Collect the lines of the entries where "rektor" shows up.
___ MATERIAL SHOWN
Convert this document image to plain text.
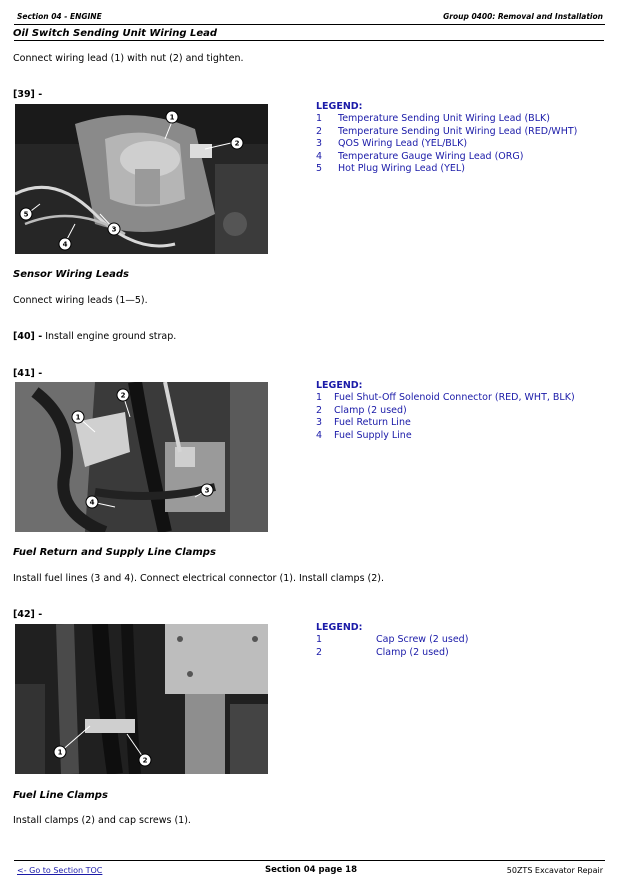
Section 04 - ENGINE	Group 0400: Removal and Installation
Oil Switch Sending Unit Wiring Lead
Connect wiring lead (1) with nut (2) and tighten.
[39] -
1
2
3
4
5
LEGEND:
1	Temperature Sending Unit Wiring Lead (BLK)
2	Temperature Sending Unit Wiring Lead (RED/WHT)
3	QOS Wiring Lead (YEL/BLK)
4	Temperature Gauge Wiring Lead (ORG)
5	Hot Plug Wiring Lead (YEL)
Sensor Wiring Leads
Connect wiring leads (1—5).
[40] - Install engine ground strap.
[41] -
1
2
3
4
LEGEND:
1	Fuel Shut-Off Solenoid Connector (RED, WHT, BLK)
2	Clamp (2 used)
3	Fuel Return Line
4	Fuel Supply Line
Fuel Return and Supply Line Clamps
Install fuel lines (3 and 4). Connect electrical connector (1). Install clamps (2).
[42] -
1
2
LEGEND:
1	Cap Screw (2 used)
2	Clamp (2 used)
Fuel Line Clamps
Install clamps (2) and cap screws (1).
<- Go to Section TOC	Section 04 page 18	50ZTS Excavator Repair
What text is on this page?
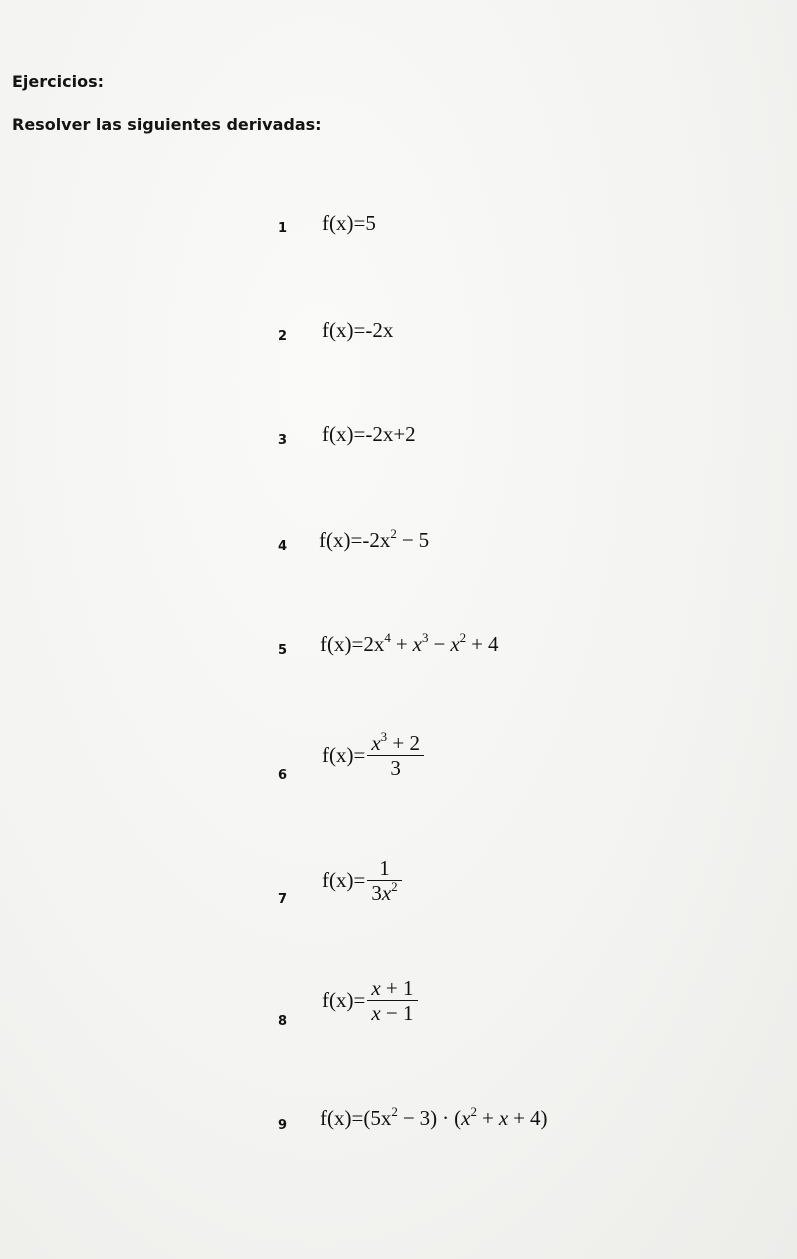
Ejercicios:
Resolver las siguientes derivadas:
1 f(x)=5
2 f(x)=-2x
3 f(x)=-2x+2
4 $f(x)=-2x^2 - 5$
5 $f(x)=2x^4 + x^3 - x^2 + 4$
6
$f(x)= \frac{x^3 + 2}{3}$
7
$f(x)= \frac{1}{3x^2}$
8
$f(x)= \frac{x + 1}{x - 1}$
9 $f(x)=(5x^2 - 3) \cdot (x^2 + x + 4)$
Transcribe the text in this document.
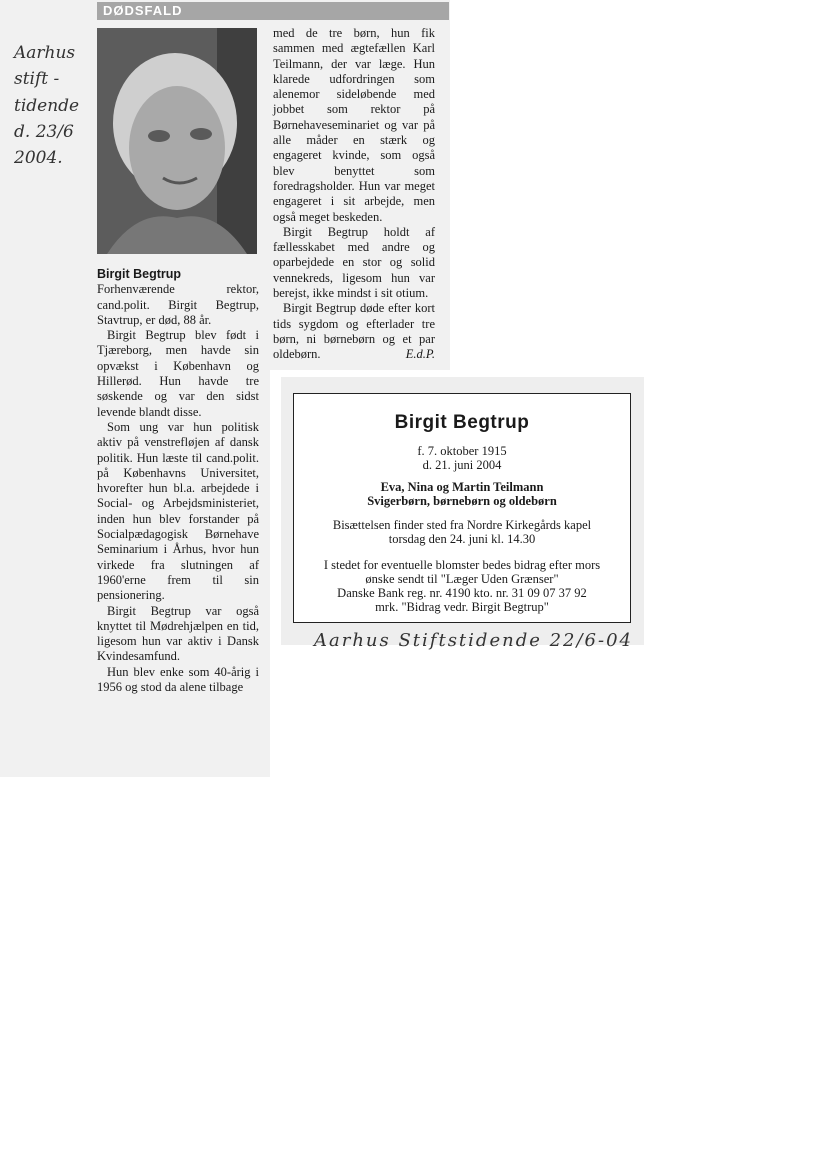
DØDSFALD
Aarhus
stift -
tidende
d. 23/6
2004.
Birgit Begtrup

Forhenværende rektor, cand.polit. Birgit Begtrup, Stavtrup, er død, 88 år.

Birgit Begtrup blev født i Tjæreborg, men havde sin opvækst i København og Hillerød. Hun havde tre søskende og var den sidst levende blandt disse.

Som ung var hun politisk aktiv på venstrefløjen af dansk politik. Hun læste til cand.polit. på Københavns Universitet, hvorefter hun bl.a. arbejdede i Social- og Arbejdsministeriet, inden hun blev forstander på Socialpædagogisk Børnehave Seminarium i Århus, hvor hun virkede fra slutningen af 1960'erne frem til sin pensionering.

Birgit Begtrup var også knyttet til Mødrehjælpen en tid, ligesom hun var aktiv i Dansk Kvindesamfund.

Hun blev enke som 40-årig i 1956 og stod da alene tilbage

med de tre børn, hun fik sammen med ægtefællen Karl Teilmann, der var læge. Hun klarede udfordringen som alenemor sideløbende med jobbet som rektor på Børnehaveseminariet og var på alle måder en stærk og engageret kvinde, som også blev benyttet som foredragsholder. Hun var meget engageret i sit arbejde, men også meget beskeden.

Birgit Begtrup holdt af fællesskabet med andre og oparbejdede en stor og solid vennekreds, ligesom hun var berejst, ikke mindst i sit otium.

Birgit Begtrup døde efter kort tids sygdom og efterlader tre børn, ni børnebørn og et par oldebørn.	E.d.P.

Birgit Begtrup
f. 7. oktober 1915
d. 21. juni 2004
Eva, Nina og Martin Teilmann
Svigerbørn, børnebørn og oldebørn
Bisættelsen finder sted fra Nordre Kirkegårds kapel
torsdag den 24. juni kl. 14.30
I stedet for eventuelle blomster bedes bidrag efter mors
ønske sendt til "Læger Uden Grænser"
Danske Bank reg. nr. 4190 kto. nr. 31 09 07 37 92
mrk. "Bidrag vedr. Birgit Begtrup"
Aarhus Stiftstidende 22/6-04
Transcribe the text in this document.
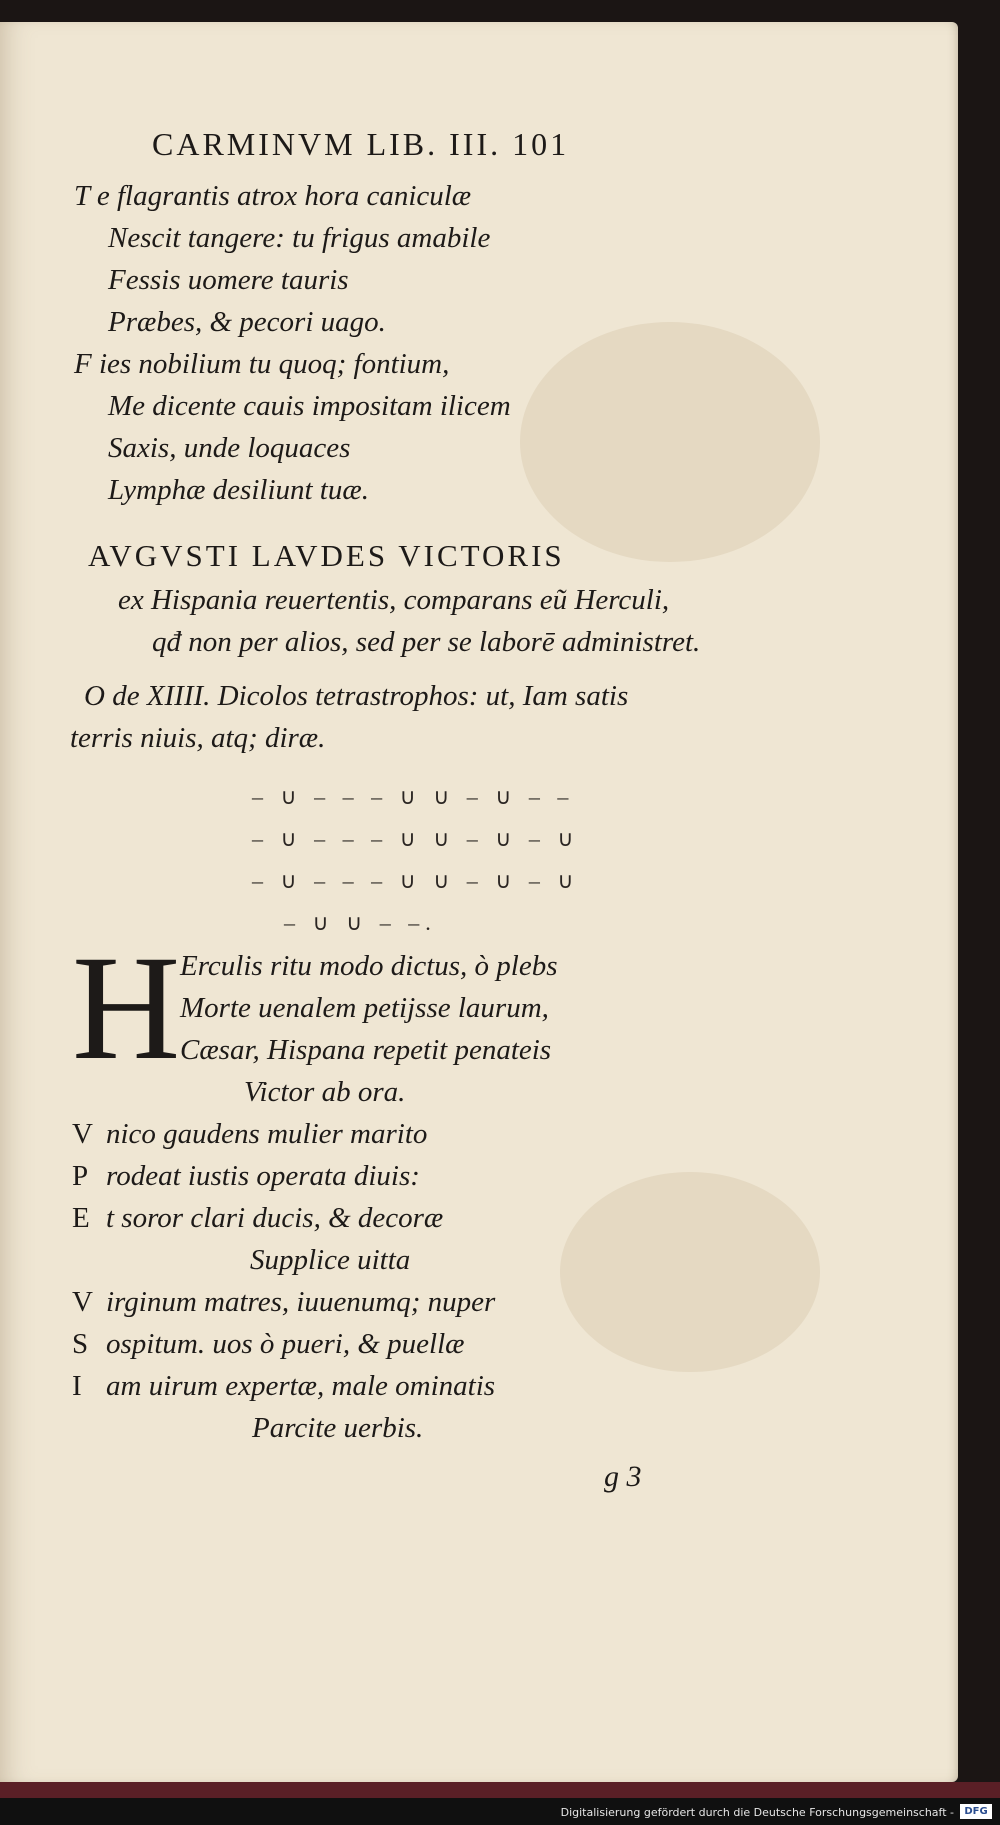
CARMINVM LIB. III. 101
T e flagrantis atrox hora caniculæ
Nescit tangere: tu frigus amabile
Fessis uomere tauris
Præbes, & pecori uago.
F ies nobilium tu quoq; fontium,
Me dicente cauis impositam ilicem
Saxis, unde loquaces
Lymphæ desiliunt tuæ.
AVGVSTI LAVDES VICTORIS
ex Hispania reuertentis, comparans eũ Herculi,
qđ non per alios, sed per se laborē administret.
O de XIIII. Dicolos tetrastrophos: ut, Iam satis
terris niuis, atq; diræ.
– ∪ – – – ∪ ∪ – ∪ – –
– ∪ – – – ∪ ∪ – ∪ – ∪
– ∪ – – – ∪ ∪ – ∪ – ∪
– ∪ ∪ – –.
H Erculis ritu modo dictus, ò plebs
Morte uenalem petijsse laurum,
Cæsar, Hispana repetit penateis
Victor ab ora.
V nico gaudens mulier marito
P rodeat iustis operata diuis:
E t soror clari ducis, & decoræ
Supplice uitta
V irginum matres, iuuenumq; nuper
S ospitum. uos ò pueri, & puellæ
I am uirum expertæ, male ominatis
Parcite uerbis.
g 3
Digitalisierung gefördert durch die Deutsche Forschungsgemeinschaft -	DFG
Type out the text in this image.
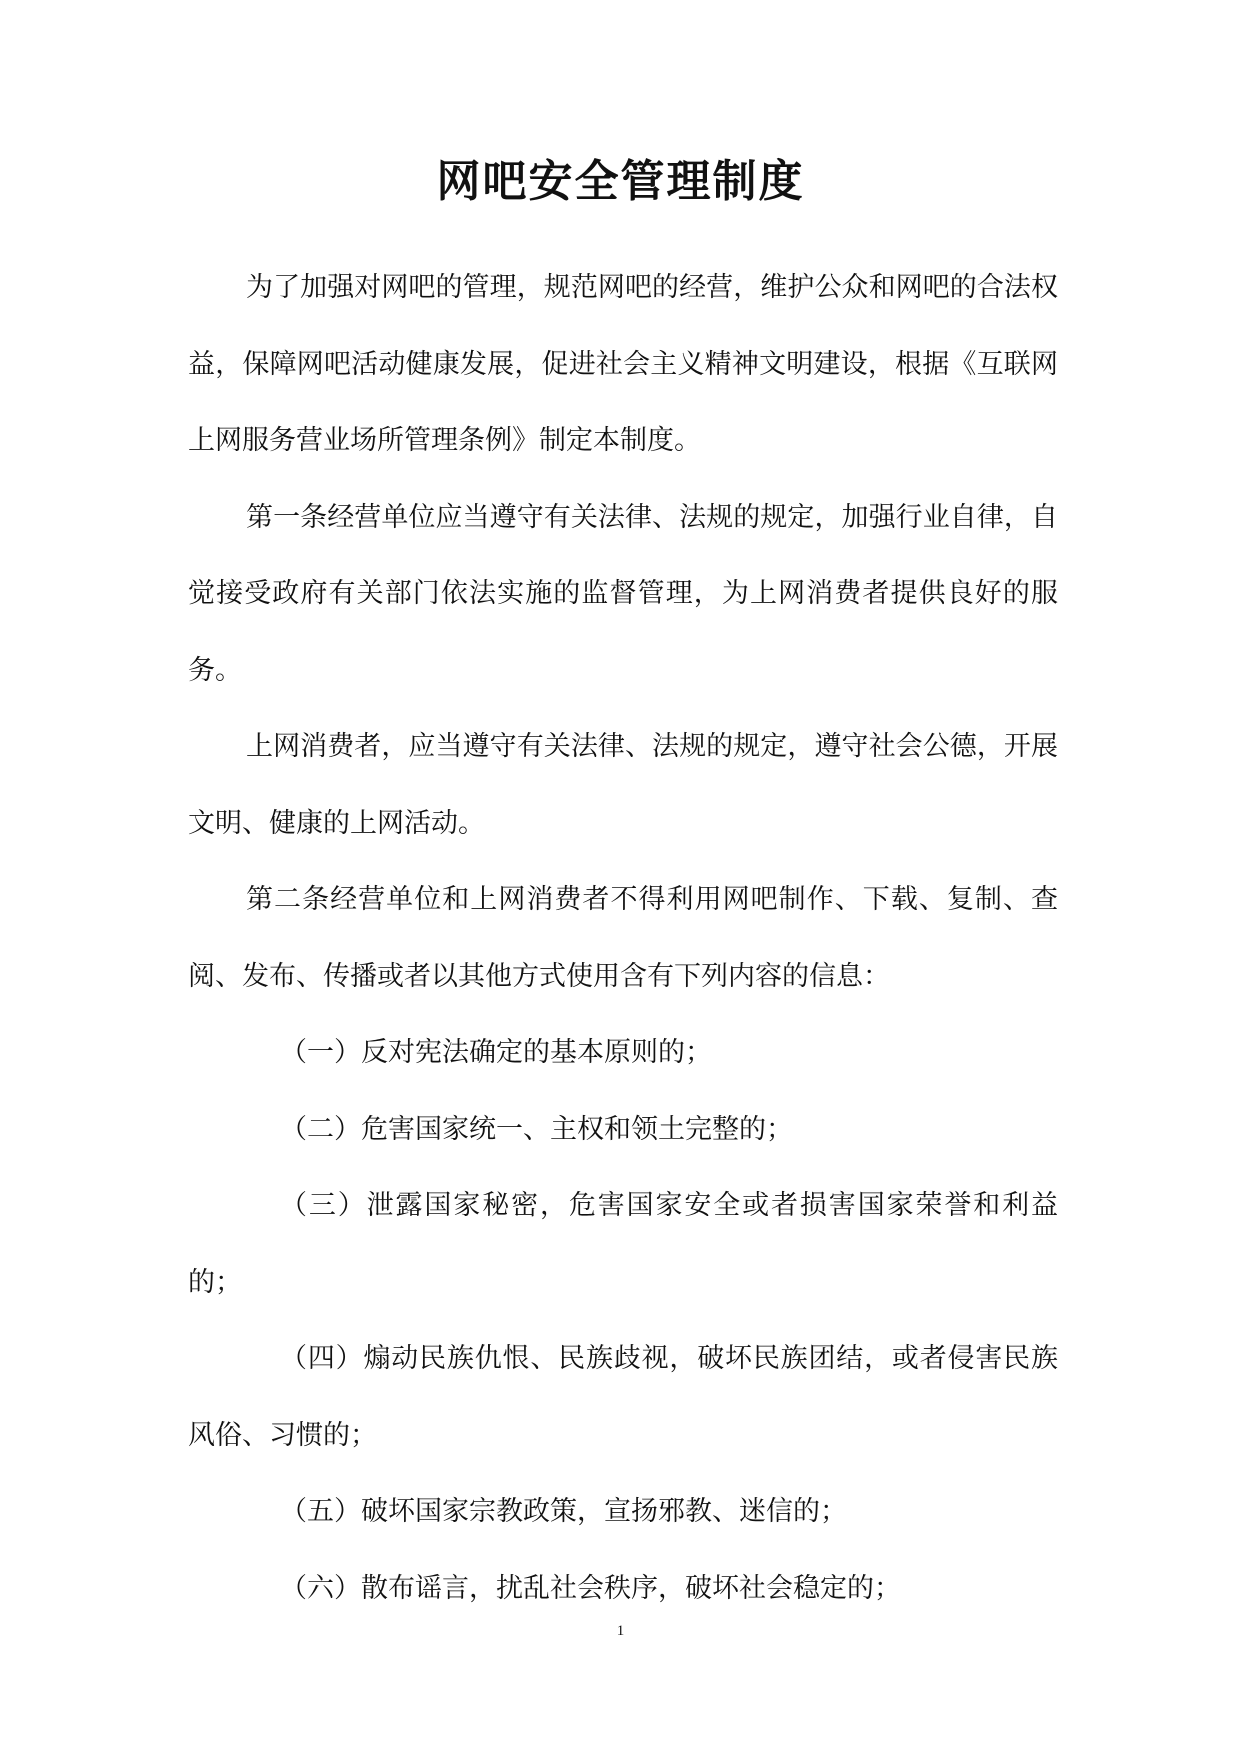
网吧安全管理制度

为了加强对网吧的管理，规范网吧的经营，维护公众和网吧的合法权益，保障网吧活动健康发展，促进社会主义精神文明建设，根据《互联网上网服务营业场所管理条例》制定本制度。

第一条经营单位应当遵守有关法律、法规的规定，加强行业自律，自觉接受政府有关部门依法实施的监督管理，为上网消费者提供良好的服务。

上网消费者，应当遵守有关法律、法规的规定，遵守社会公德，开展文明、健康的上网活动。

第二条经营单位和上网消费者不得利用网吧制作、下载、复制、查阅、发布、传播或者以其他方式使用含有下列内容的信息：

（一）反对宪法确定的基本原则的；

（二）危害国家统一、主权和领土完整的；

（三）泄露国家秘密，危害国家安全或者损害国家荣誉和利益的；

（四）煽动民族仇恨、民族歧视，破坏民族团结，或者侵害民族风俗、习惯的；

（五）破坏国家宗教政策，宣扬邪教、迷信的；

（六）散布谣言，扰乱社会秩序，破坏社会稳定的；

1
______
__REPLY TO THE TASK__
Forhenværende rektor, cand.polit. Birgit Begtrup, Stavtrup, er død, 88 år.
med de tre børn, hun fik sammen med ægtefællen Karl Teilmann, der var læge. Hun klarede udfordringen som alenemor sideløbende med jobbet som rektor på Børnehaveseminariet og var på alle måder en stærk og engageret kvinde, som også blev benyttet som foredragsholder. Hun var meget engageret i sit arbejde, men også meget beskeden.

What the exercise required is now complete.